_EXERCISE INPUT_
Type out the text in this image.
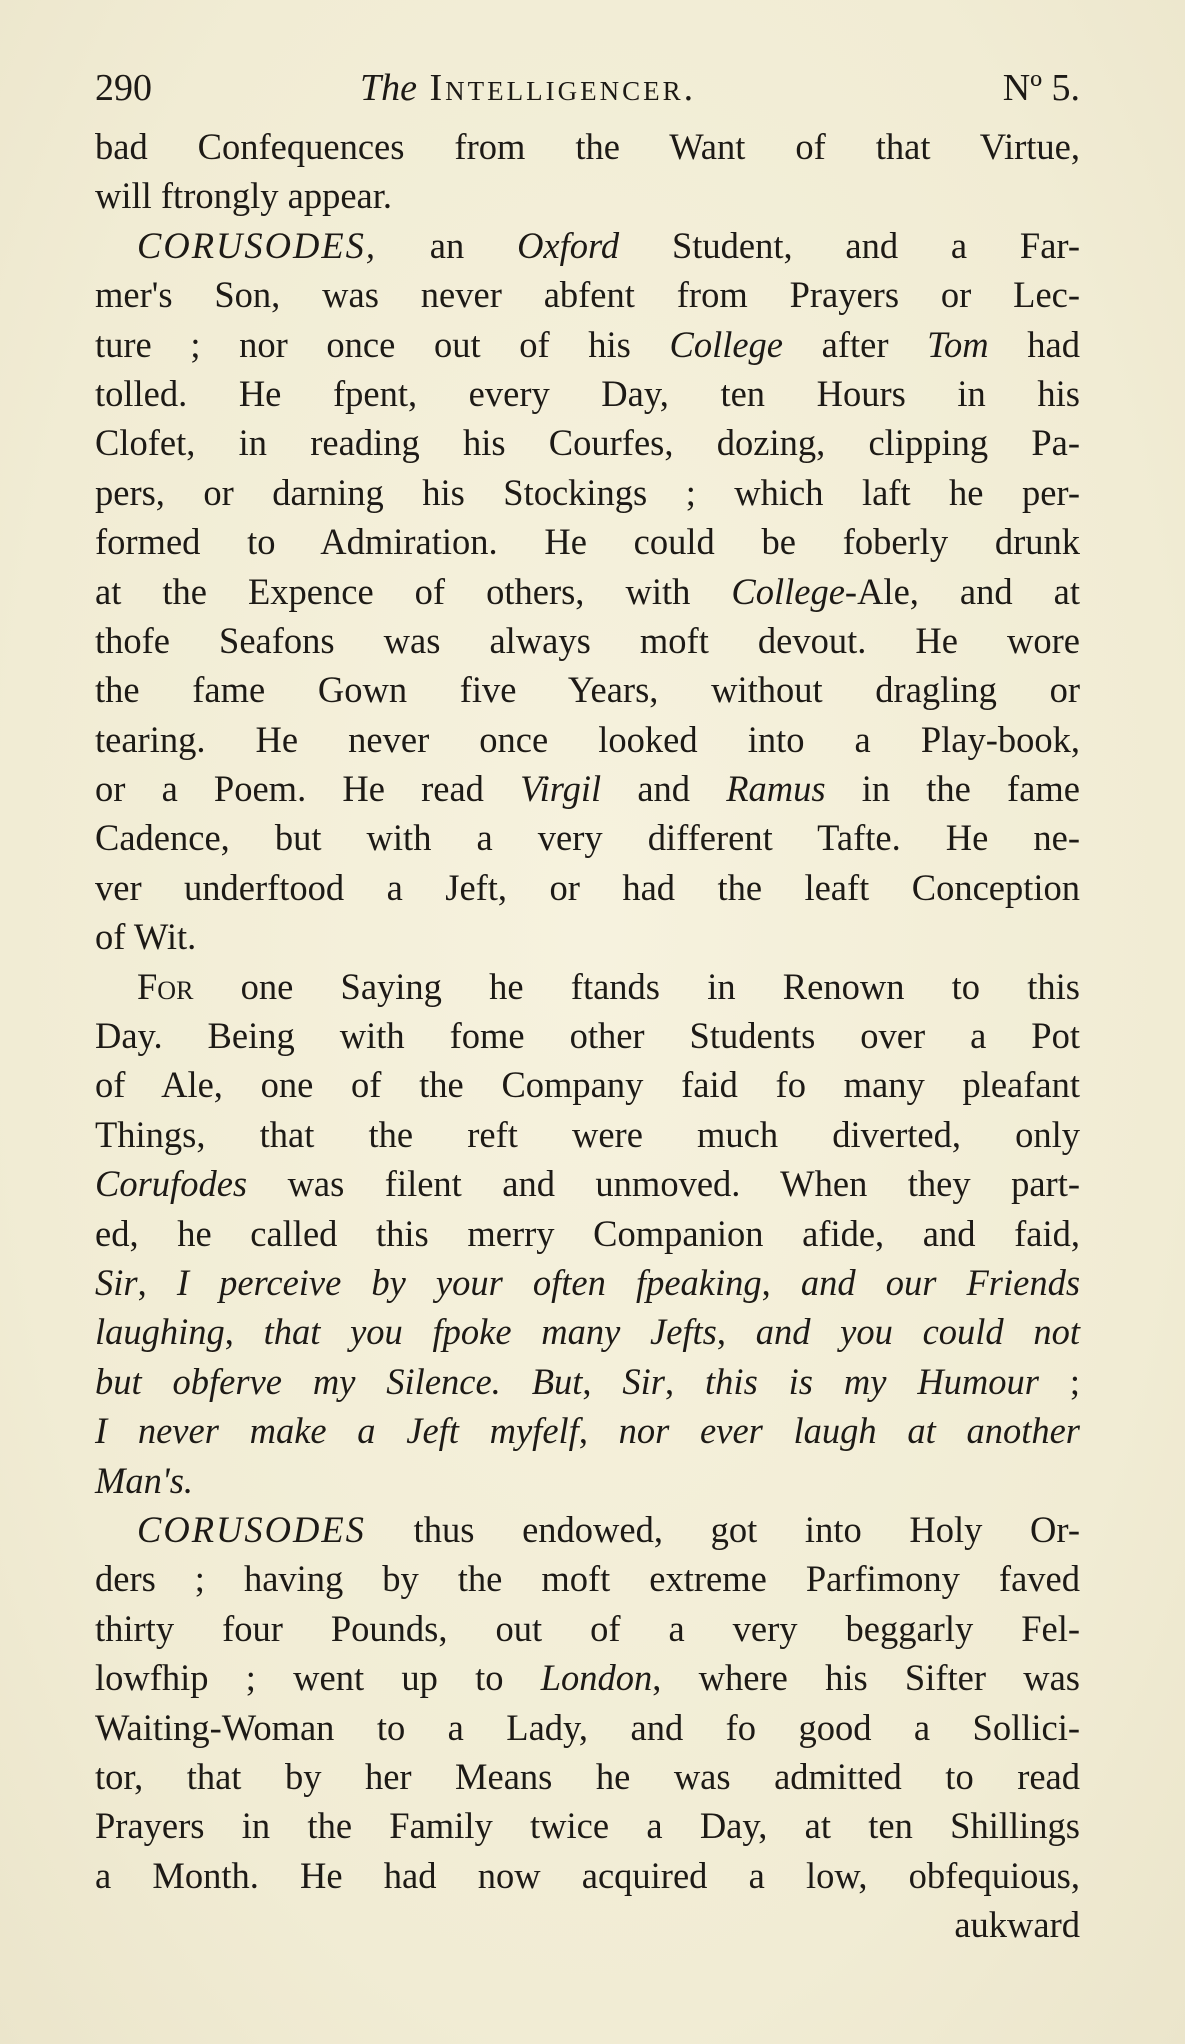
290	The Intelligencer.	Nº 5.
bad Confequences from the Want of that Virtue,
will ftrongly appear.
CORUSODES, an Oxford Student, and a Far-
mer's Son, was never abfent from Prayers or Lec-
ture ; nor once out of his College after Tom had
tolled. He fpent, every Day, ten Hours in his
Clofet, in reading his Courfes, dozing, clipping Pa-
pers, or darning his Stockings ; which laft he per-
formed to Admiration. He could be foberly drunk
at the Expence of others, with College-Ale, and at
thofe Seafons was always moft devout. He wore
the fame Gown five Years, without dragling or
tearing. He never once looked into a Play-book,
or a Poem. He read Virgil and Ramus in the fame
Cadence, but with a very different Tafte. He ne-
ver underftood a Jeft, or had the leaft Conception
of Wit.
For one Saying he ftands in Renown to this
Day. Being with fome other Students over a Pot
of Ale, one of the Company faid fo many pleafant
Things, that the reft were much diverted, only
Corufodes was filent and unmoved. When they part-
ed, he called this merry Companion afide, and faid,
Sir, I perceive by your often fpeaking, and our Friends
laughing, that you fpoke many Jefts, and you could not
but obferve my Silence. But, Sir, this is my Humour ;
I never make a Jeft myfelf, nor ever laugh at another
Man's.
CORUSODES thus endowed, got into Holy Or-
ders ; having by the moft extreme Parfimony faved
thirty four Pounds, out of a very beggarly Fel-
lowfhip ; went up to London, where his Sifter was
Waiting-Woman to a Lady, and fo good a Sollici-
tor, that by her Means he was admitted to read
Prayers in the Family twice a Day, at ten Shillings
a Month. He had now acquired a low, obfequious,
aukward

_WHAT NEEDS TO BE DONE_
Each record above should come back exactly the same, only without its pictures.

_ANSWER TO THIS EXERCISE_
Type out the text in this image.
290	The Intelligencer.	Nº 5.
bad Confequences from the Want of that Virtue,
will ftrongly appear.
CORUSODES, an Oxford Student, and a Far-
mer's Son, was never abfent from Prayers or Lec-
ture ; nor once out of his College after Tom had
tolled. He fpent, every Day, ten Hours in his
Clofet, in reading his Courfes, dozing, clipping Pa-
pers, or darning his Stockings ; which laft he per-
formed to Admiration. He could be foberly drunk
at the Expence of others, with College-Ale, and at
thofe Seafons was always moft devout. He wore
the fame Gown five Years, without dragling or
tearing. He never once looked into a Play-book,
or a Poem. He read Virgil and Ramus in the fame
Cadence, but with a very different Tafte. He ne-
ver underftood a Jeft, or had the leaft Conception
of Wit.
For one Saying he ftands in Renown to this
Day. Being with fome other Students over a Pot
of Ale, one of the Company faid fo many pleafant
Things, that the reft were much diverted, only
Corufodes was filent and unmoved. When they part-
ed, he called this merry Companion afide, and faid,
Sir, I perceive by your often fpeaking, and our Friends
laughing, that you fpoke many Jefts, and you could not
but obferve my Silence. But, Sir, this is my Humour ;
I never make a Jeft myfelf, nor ever laugh at another
Man's.
CORUSODES thus endowed, got into Holy Or-
ders ; having by the moft extreme Parfimony faved
thirty four Pounds, out of a very beggarly Fel-
lowfhip ; went up to London, where his Sifter was
Waiting-Woman to a Lady, and fo good a Sollici-
tor, that by her Means he was admitted to read
Prayers in the Family twice a Day, at ten Shillings
a Month. He had now acquired a low, obfequious,
aukward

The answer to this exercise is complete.